(Data records)
Begin

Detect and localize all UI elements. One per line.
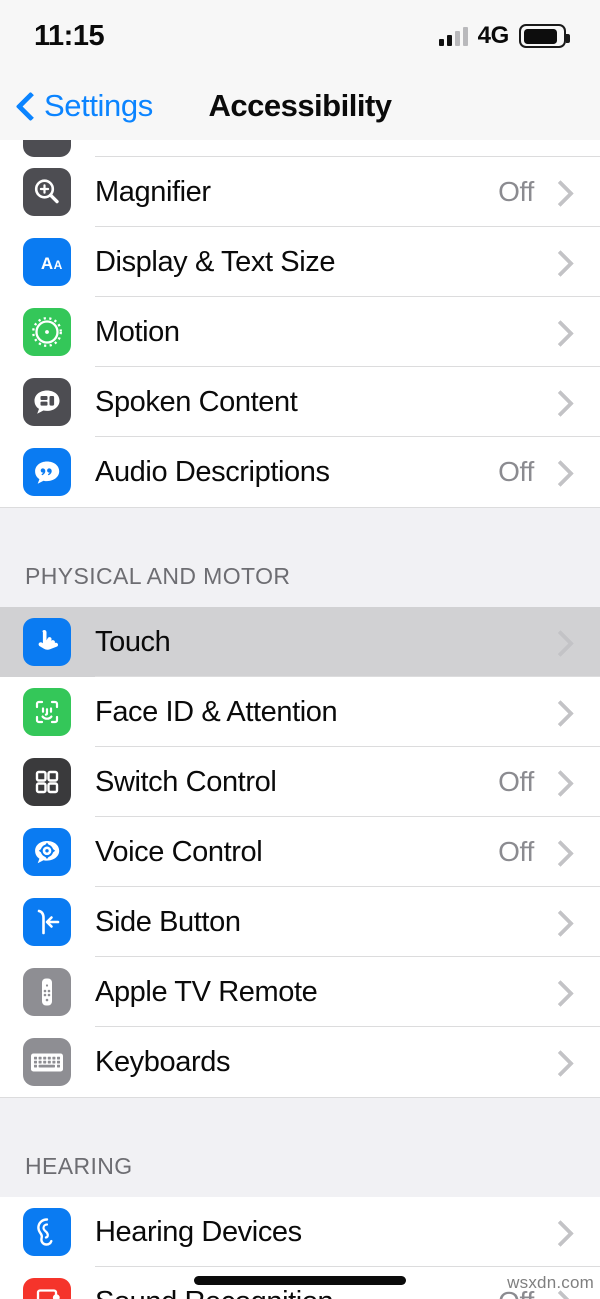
list-item-display-text-size[interactable]: A A Display & Text Size xyxy=(0,227,600,297)
spoken-content-icon xyxy=(23,378,71,426)
section-header-hearing: HEARING xyxy=(0,1097,600,1197)
face-id-icon xyxy=(23,688,71,736)
chevron-right-icon xyxy=(548,385,582,419)
chevron-right-icon xyxy=(548,695,582,729)
keyboard-icon xyxy=(23,1038,71,1086)
list-item-value: Off xyxy=(498,456,534,487)
list-item-value: Off xyxy=(498,176,534,207)
chevron-right-icon xyxy=(548,765,582,799)
iphone-screen: 11:15 4G Settings Accessibility Magnifie… xyxy=(0,0,600,1299)
display-text-size-icon: A A xyxy=(23,238,71,286)
list-item-label: Motion xyxy=(95,315,180,348)
ear-icon xyxy=(23,1208,71,1256)
list-item-label: Hearing Devices xyxy=(95,1215,302,1248)
back-button-label: Settings xyxy=(44,88,153,123)
chevron-right-icon xyxy=(548,975,582,1009)
list-item-label: Audio Descriptions xyxy=(95,455,330,488)
list-item-label: Display & Text Size xyxy=(95,245,336,278)
list-item-value: Off xyxy=(498,766,534,797)
list-item-apple-tv-remote[interactable]: Apple TV Remote xyxy=(0,957,600,1027)
watermark: wsxdn.com xyxy=(507,1273,594,1292)
list-item-touch[interactable]: Touch xyxy=(0,607,600,677)
list-item-label: Magnifier xyxy=(95,175,211,208)
list-item-label: Sound Recognition xyxy=(95,1286,498,1299)
magnifier-icon xyxy=(23,168,71,216)
svg-text:A: A xyxy=(54,258,63,272)
list-item-label: Keyboards xyxy=(95,1045,231,1078)
list-item-label: Voice Control xyxy=(95,835,263,868)
audio-descriptions-icon xyxy=(23,448,71,496)
touch-hand-icon xyxy=(23,618,71,666)
motion-icon xyxy=(23,308,71,356)
status-time: 11:15 xyxy=(34,19,105,52)
settings-list[interactable]: Magnifier Off A A Display & Text Size Mo… xyxy=(0,140,600,1299)
section-title: HEARING xyxy=(25,1153,133,1179)
back-button[interactable]: Settings xyxy=(0,88,153,124)
zoom-icon xyxy=(23,140,71,157)
list-item-hearing-devices[interactable]: Hearing Devices xyxy=(0,1197,600,1267)
list-item-label: Face ID & Attention xyxy=(95,695,338,728)
list-item-label: Apple TV Remote xyxy=(95,975,318,1008)
list-item-voice-control[interactable]: Voice Control Off xyxy=(0,817,600,887)
chevron-right-icon xyxy=(548,175,582,209)
chevron-right-icon xyxy=(548,905,582,939)
home-indicator[interactable] xyxy=(194,1276,406,1285)
partial-row-above xyxy=(0,140,600,157)
network-type-label: 4G xyxy=(477,22,510,49)
list-item-label: Spoken Content xyxy=(95,385,298,418)
chevron-right-icon xyxy=(548,835,582,869)
list-item-switch-control[interactable]: Switch Control Off xyxy=(0,747,600,817)
chevron-left-icon xyxy=(14,89,36,123)
sound-recognition-icon xyxy=(23,1278,71,1299)
list-item-label: Side Button xyxy=(95,905,241,938)
status-bar: 11:15 4G xyxy=(0,0,600,72)
section-title: PHYSICAL AND MOTOR xyxy=(25,563,291,589)
navigation-bar: Settings Accessibility xyxy=(0,72,600,140)
list-item-motion[interactable]: Motion xyxy=(0,297,600,367)
switch-control-icon xyxy=(23,758,71,806)
list-item-value: Off xyxy=(498,836,534,867)
chevron-right-icon xyxy=(548,245,582,279)
chevron-right-icon xyxy=(548,625,582,659)
section-header-physical-and-motor: PHYSICAL AND MOTOR xyxy=(0,507,600,607)
chevron-right-icon xyxy=(548,455,582,489)
apple-tv-remote-icon xyxy=(23,968,71,1016)
list-item-label: Switch Control xyxy=(95,765,277,798)
list-item-audio-descriptions[interactable]: Audio Descriptions Off xyxy=(0,437,600,507)
chevron-right-icon xyxy=(548,315,582,349)
chevron-right-icon xyxy=(548,1215,582,1249)
list-item-spoken-content[interactable]: Spoken Content xyxy=(0,367,600,437)
list-item-side-button[interactable]: Side Button xyxy=(0,887,600,957)
status-indicators: 4G xyxy=(438,22,570,50)
list-item-keyboards[interactable]: Keyboards xyxy=(0,1027,600,1097)
side-button-icon xyxy=(23,898,71,946)
battery-icon xyxy=(519,24,570,48)
list-item-label: Touch xyxy=(95,625,171,658)
cellular-signal-icon xyxy=(438,26,468,46)
voice-control-icon xyxy=(23,828,71,876)
list-item-face-id-attention[interactable]: Face ID & Attention xyxy=(0,677,600,747)
svg-text:A: A xyxy=(41,254,53,273)
list-item-magnifier[interactable]: Magnifier Off xyxy=(0,157,600,227)
chevron-right-icon xyxy=(548,1045,582,1079)
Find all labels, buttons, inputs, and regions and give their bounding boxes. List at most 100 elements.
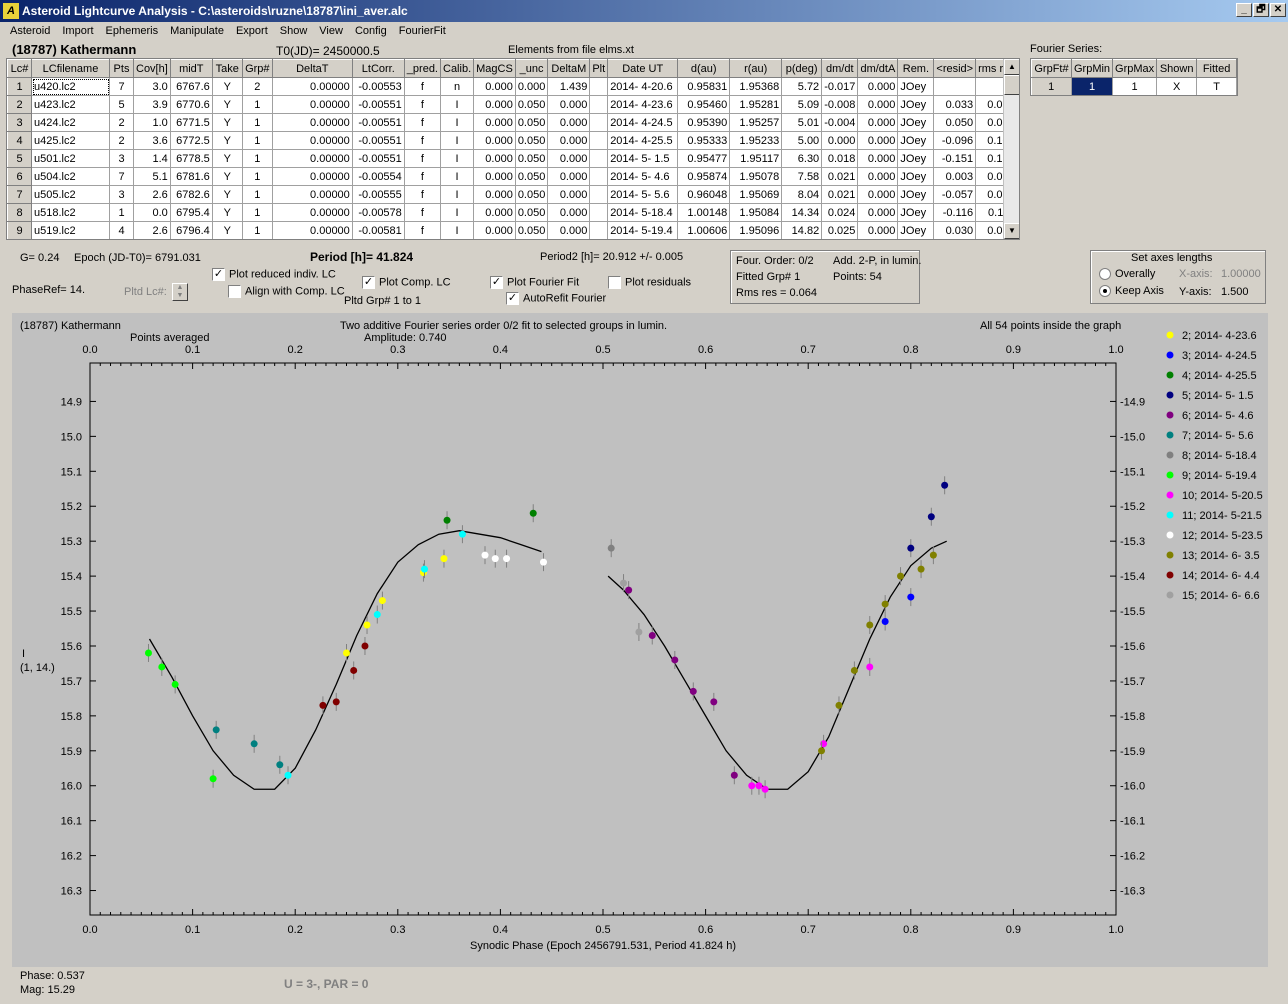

End

PROBLEM REQUIREMENTS | Copy the entire listing above line for line, word for word, omitting the pictures.

EXPECTED ANSWER |
Detect and localize all UI elements. One per line.
list-item-display-text-size[interactable]: A A Display & Text Size xyxy=(0,227,600,297)
spoken-content-icon xyxy=(23,378,71,426)
section-header-hearing: HEARING xyxy=(0,1097,600,1197)
face-id-icon xyxy=(23,688,71,736)
chevron-right-icon xyxy=(548,385,582,419)
chevron-right-icon xyxy=(548,695,582,729)
keyboard-icon xyxy=(23,1038,71,1086)
list-item-value: Off xyxy=(498,456,534,487)
list-item-value: Off xyxy=(498,176,534,207)
chevron-right-icon xyxy=(548,765,582,799)
iphone-screen: 11:15 4G Settings Accessibility Magnifie… xyxy=(0,0,600,1299)
display-text-size-icon: A A xyxy=(23,238,71,286)
list-item-label: Motion xyxy=(95,315,180,348)
ear-icon xyxy=(23,1208,71,1256)
list-item-label: Hearing Devices xyxy=(95,1215,302,1248)
back-button-label: Settings xyxy=(44,88,153,123)
chevron-right-icon xyxy=(548,975,582,1009)
list-item-label: Audio Descriptions xyxy=(95,455,330,488)
list-item-label: Display & Text Size xyxy=(95,245,336,278)
list-item-value: Off xyxy=(498,766,534,797)
list-item-apple-tv-remote[interactable]: Apple TV Remote xyxy=(0,957,600,1027)
watermark: wsxdn.com xyxy=(507,1273,594,1292)
list-item-touch[interactable]: Touch xyxy=(0,607,600,677)
list-item-label: Magnifier xyxy=(95,175,211,208)
list-item-label: Sound Recognition xyxy=(95,1286,498,1299)
magnifier-icon xyxy=(23,168,71,216)
svg-text:A: A xyxy=(54,258,63,272)
list-item-label: Keyboards xyxy=(95,1045,231,1078)
list-item-label: Voice Control xyxy=(95,835,263,868)
audio-descriptions-icon xyxy=(23,448,71,496)
touch-hand-icon xyxy=(23,618,71,666)
motion-icon xyxy=(23,308,71,356)
status-time: 11:15 xyxy=(34,19,105,52)
settings-list[interactable]: Magnifier Off A A Display & Text Size Mo… xyxy=(0,140,600,1299)
section-title: HEARING xyxy=(25,1153,133,1179)
back-button[interactable]: Settings xyxy=(0,88,153,124)
zoom-icon xyxy=(23,140,71,157)
list-item-hearing-devices[interactable]: Hearing Devices xyxy=(0,1197,600,1267)
list-item-label: Face ID & Attention xyxy=(95,695,338,728)
list-item-label: Apple TV Remote xyxy=(95,975,318,1008)
list-item-voice-control[interactable]: Voice Control Off xyxy=(0,817,600,887)
chevron-right-icon xyxy=(548,175,582,209)
chevron-right-icon xyxy=(548,905,582,939)
home-indicator[interactable] xyxy=(194,1276,406,1285)
partial-row-above xyxy=(0,140,600,157)
network-type-label: 4G xyxy=(477,22,510,49)
list-item-label: Spoken Content xyxy=(95,385,298,418)
chevron-right-icon xyxy=(548,835,582,869)
list-item-switch-control[interactable]: Switch Control Off xyxy=(0,747,600,817)
chevron-left-icon xyxy=(14,89,36,123)
sound-recognition-icon xyxy=(23,1278,71,1299)
list-item-label: Side Button xyxy=(95,905,241,938)
status-bar: 11:15 4G xyxy=(0,0,600,72)
section-title: PHYSICAL AND MOTOR xyxy=(25,563,291,589)
navigation-bar: Settings Accessibility xyxy=(0,72,600,140)
list-item-motion[interactable]: Motion xyxy=(0,297,600,367)
switch-control-icon xyxy=(23,758,71,806)
list-item-value: Off xyxy=(498,836,534,867)
chevron-right-icon xyxy=(548,245,582,279)
chevron-right-icon xyxy=(548,625,582,659)
section-header-physical-and-motor: PHYSICAL AND MOTOR xyxy=(0,507,600,607)
chevron-right-icon xyxy=(548,455,582,489)
apple-tv-remote-icon xyxy=(23,968,71,1016)
list-item-label: Switch Control xyxy=(95,765,277,798)
list-item-audio-descriptions[interactable]: Audio Descriptions Off xyxy=(0,437,600,507)
chevron-right-icon xyxy=(548,315,582,349)
chevron-right-icon xyxy=(548,1215,582,1249)
list-item-spoken-content[interactable]: Spoken Content xyxy=(0,367,600,437)
list-item-side-button[interactable]: Side Button xyxy=(0,887,600,957)
status-indicators: 4G xyxy=(438,22,570,50)
list-item-keyboards[interactable]: Keyboards xyxy=(0,1027,600,1097)
side-button-icon xyxy=(23,898,71,946)
battery-icon xyxy=(519,24,570,48)
list-item-label: Touch xyxy=(95,625,171,658)
cellular-signal-icon xyxy=(438,26,468,46)
voice-control-icon xyxy=(23,828,71,876)
list-item-face-id-attention[interactable]: Face ID & Attention xyxy=(0,677,600,747)
svg-text:A: A xyxy=(41,254,53,273)
list-item-magnifier[interactable]: Magnifier Off xyxy=(0,157,600,227)
chevron-right-icon xyxy=(548,1045,582,1079)
Find all labels, buttons, inputs, and regions and give their bounding boxes. List at most 100 elements.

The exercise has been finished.